### Task:
Copy out every line of the records that contains the string "annotation", matching case exactly.

──────────────────────────────

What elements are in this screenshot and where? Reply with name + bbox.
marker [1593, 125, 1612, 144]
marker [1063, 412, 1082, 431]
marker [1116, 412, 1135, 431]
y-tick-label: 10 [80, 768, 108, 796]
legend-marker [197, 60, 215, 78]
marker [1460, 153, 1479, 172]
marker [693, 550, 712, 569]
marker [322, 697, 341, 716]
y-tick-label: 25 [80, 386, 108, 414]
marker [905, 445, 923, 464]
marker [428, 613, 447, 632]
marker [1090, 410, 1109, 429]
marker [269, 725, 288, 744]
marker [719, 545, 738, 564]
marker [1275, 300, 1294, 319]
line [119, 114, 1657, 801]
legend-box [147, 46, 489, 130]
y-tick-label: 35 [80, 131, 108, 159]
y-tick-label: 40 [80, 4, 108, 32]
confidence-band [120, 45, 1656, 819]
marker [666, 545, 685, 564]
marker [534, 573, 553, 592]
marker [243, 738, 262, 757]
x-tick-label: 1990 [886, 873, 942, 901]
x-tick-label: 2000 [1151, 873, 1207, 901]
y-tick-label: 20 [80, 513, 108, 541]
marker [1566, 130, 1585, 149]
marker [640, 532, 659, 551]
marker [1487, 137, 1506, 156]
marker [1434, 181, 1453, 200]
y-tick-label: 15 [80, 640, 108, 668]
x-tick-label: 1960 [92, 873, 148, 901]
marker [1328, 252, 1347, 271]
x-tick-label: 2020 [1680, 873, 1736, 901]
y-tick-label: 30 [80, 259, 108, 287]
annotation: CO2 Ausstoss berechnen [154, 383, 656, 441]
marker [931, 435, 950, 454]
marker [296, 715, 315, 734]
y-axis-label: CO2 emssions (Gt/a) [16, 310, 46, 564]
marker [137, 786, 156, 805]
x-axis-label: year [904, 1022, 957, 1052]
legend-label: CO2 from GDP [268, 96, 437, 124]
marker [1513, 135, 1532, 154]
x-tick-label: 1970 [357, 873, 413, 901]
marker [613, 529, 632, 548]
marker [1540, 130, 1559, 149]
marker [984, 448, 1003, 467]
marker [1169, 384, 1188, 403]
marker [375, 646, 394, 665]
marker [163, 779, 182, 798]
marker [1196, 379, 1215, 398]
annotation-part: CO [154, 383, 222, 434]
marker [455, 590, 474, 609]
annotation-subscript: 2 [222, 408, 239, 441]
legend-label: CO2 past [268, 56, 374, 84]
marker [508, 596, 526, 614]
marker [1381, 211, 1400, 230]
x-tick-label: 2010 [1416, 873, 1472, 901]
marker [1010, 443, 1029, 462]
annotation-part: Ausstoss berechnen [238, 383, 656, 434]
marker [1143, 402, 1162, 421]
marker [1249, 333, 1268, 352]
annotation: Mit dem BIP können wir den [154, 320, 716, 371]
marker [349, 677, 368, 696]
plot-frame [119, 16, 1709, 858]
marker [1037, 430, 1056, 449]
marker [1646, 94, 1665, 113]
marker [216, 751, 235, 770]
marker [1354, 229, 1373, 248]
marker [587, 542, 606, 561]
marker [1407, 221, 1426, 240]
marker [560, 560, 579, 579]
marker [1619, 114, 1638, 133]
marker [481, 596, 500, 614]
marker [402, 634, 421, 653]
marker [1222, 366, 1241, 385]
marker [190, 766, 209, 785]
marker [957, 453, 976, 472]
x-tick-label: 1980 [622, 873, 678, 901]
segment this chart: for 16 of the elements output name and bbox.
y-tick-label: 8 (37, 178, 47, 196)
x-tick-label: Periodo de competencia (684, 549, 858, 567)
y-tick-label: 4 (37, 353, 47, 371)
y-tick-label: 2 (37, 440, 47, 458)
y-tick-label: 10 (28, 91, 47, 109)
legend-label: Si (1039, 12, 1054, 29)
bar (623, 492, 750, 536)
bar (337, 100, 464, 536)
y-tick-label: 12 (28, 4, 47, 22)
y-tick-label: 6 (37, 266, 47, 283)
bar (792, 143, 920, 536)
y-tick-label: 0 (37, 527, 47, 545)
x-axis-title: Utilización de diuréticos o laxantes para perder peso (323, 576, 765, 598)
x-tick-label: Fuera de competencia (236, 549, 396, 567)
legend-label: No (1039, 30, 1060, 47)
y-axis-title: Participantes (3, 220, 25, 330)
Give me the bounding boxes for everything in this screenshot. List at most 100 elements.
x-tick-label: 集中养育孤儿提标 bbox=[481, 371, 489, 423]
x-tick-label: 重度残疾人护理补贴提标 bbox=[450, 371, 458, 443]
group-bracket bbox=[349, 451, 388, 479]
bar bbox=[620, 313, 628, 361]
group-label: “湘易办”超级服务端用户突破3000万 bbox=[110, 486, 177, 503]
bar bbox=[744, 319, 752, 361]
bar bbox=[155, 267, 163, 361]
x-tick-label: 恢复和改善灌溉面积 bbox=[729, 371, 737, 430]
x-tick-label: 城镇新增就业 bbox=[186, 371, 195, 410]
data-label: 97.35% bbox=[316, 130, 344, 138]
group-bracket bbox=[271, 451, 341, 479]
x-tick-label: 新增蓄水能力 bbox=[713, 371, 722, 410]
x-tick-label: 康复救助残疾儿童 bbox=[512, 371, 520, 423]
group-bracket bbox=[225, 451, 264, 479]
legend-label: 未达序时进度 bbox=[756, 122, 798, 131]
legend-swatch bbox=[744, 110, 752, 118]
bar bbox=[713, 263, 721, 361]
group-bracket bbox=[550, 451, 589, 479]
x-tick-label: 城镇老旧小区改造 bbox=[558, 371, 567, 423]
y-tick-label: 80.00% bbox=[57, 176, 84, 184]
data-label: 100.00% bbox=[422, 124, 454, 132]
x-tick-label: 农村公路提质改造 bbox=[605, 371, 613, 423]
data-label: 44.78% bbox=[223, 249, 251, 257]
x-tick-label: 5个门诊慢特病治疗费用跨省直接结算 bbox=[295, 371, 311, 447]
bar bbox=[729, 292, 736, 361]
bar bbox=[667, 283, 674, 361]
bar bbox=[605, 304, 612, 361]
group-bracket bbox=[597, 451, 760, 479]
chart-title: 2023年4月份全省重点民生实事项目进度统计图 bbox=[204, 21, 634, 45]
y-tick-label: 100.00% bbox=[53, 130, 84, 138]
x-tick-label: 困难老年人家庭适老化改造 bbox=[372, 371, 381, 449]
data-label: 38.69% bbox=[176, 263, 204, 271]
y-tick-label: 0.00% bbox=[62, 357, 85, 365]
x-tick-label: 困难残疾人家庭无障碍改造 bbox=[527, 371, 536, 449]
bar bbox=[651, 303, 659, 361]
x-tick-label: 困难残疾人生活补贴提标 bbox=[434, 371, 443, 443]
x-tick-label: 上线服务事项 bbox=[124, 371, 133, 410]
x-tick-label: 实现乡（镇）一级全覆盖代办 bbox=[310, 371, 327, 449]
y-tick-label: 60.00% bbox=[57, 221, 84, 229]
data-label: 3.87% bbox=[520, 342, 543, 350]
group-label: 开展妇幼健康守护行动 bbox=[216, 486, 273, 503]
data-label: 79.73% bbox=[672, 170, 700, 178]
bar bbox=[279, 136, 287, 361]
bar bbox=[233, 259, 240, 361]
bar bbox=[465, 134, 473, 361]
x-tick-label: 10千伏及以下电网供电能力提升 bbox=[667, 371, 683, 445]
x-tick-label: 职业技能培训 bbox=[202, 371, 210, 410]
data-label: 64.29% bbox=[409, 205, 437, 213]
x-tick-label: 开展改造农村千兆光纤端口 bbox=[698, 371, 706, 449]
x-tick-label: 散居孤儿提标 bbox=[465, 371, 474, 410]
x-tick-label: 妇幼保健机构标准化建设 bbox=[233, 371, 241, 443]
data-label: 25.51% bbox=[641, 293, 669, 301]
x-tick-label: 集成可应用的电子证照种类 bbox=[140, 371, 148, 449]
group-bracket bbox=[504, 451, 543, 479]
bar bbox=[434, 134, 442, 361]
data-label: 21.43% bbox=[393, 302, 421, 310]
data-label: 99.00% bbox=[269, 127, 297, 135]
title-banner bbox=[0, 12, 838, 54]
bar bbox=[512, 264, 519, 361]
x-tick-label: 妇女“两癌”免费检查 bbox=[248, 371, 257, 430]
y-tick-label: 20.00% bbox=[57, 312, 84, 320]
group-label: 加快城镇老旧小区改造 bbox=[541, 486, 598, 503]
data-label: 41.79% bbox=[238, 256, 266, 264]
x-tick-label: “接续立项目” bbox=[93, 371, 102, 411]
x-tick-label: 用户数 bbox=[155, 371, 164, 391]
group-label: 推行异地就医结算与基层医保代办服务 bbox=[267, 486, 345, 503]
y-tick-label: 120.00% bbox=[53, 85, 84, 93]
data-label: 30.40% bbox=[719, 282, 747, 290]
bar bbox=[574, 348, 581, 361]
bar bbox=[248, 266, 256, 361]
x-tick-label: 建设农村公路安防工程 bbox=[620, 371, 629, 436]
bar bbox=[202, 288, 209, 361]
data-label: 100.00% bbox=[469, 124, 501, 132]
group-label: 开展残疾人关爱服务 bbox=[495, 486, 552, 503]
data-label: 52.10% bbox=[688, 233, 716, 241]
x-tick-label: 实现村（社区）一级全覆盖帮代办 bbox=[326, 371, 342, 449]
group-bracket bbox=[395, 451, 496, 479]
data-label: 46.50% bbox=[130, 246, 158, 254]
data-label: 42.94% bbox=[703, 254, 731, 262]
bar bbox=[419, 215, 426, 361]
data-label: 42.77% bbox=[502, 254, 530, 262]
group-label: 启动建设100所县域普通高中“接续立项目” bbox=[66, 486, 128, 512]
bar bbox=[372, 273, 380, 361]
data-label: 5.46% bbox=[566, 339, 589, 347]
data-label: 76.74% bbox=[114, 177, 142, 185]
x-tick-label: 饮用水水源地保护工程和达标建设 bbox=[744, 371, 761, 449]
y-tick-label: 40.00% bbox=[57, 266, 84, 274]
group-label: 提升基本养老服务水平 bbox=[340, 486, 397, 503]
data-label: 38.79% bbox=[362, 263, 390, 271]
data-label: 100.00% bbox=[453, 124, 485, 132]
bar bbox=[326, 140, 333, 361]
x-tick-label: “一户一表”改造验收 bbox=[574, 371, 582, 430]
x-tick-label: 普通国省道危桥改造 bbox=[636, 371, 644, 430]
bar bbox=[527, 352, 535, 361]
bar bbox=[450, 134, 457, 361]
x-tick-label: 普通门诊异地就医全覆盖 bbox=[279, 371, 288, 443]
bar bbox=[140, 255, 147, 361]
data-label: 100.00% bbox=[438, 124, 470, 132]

──────────────────────────────

### Reply:
annotation: CO2 Ausstoss berechnen [154, 383, 656, 441]
annotation-part: CO [154, 383, 222, 434]
annotation-subscript: 2 [222, 408, 239, 441]
annotation-part: Ausstoss berechnen [238, 383, 656, 434]
annotation: Mit dem BIP können wir den [154, 320, 716, 371]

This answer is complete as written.